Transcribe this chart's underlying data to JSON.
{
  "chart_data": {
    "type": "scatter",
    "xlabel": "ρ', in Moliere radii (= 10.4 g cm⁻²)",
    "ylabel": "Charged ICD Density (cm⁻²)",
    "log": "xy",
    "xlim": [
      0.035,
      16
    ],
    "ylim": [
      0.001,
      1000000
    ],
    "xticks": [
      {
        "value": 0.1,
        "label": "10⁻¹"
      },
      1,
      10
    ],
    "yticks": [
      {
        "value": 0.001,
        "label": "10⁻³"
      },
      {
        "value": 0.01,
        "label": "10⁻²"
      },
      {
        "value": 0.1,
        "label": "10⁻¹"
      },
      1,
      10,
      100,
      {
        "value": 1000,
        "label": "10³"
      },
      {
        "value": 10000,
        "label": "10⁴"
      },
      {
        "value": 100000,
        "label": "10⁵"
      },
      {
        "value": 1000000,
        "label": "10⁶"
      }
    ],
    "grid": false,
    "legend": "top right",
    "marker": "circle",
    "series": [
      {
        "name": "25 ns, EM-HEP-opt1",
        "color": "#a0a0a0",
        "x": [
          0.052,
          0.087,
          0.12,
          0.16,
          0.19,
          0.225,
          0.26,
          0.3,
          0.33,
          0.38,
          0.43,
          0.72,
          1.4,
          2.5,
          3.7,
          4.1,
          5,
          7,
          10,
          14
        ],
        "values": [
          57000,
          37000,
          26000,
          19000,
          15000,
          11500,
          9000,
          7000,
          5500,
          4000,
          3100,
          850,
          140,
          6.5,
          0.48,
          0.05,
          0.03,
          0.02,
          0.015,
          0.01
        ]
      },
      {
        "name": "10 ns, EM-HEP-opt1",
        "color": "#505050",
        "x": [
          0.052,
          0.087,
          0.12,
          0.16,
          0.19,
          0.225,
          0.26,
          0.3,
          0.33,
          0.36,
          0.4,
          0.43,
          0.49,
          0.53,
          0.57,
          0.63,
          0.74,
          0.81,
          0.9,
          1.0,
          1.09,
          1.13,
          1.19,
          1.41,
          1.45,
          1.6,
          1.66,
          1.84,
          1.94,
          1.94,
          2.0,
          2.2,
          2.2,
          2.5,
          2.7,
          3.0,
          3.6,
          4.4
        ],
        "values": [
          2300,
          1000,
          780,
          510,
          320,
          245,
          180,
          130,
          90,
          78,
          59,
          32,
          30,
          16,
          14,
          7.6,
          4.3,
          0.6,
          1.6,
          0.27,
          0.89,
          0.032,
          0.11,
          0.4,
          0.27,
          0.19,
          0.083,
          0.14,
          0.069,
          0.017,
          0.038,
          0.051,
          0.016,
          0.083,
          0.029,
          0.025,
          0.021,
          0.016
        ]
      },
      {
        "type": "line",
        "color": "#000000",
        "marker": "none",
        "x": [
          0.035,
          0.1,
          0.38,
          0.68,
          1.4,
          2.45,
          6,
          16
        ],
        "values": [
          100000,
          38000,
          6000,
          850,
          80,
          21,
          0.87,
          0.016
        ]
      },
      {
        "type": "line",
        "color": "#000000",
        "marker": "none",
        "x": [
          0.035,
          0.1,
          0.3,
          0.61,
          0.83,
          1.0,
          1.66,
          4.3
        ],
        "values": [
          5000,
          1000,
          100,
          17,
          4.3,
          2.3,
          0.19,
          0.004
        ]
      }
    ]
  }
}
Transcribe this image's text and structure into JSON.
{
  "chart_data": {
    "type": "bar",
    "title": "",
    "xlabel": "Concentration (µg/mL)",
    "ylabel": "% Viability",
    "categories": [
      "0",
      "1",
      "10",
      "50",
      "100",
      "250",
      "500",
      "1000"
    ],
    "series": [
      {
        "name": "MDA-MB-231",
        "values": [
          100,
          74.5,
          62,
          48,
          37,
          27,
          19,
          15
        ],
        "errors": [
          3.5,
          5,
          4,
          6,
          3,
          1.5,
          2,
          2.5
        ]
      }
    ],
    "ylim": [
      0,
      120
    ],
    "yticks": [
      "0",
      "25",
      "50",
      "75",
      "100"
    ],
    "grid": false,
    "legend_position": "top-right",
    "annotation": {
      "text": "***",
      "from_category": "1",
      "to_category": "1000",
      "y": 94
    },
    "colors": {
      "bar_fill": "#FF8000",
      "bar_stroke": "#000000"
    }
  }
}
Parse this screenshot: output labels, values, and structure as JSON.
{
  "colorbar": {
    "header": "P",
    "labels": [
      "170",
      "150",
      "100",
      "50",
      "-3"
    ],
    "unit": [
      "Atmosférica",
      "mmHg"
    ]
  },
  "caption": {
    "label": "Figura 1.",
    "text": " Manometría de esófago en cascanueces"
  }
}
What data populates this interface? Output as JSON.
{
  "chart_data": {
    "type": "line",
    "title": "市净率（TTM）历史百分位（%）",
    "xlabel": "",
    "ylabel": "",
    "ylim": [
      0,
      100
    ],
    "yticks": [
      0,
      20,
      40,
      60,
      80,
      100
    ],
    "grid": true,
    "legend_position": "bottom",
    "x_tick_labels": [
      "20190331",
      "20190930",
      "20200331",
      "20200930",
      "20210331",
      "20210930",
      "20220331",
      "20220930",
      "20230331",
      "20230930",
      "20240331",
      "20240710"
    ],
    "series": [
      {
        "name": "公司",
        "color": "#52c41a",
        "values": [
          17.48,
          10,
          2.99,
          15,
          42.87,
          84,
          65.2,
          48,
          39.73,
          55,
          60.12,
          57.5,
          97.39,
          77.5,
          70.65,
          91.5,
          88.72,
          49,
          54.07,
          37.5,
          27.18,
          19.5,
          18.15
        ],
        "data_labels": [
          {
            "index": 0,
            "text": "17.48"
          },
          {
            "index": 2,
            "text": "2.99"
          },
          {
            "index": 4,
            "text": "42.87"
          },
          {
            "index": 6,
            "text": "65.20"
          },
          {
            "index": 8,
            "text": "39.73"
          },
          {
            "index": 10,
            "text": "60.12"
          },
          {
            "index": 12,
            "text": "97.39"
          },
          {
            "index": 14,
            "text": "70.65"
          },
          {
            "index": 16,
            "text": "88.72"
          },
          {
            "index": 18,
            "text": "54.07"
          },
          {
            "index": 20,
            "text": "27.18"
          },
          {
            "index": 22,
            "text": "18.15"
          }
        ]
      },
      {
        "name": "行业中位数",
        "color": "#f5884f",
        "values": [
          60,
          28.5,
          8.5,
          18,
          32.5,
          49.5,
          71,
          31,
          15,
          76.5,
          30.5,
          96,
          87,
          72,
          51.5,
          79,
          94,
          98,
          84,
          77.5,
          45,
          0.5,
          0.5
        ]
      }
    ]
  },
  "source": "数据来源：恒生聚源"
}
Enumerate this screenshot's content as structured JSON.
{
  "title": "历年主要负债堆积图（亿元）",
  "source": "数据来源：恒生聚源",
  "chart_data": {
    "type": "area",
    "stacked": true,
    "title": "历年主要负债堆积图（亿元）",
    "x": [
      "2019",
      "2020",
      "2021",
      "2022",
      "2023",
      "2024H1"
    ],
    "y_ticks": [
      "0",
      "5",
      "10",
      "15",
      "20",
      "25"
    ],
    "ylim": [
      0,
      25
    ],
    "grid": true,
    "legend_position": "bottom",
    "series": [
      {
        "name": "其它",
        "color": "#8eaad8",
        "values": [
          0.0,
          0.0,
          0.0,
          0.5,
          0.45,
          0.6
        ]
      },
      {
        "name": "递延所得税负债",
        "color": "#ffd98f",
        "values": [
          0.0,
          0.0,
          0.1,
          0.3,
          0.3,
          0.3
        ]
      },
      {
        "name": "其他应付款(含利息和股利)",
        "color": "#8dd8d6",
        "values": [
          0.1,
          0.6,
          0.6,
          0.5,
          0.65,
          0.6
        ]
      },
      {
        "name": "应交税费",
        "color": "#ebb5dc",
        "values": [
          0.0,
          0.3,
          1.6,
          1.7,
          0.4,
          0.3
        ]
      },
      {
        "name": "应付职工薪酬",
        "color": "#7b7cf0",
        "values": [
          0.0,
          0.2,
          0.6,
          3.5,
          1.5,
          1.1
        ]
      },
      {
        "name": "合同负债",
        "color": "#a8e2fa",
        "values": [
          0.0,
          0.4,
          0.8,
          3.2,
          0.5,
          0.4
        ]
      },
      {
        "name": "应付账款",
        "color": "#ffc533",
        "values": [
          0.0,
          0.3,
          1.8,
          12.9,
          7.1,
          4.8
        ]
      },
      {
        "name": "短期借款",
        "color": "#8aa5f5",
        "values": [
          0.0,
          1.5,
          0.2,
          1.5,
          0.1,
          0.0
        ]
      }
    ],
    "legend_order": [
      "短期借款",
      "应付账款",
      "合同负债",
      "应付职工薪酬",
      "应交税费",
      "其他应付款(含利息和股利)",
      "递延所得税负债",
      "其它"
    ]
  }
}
------------------------
Find the lines above that contain the word "screenshot" and collect them.

● Result of the task
Parse this screenshot: output labels, values, and structure as JSON.
Enumerate this screenshot's content as structured JSON.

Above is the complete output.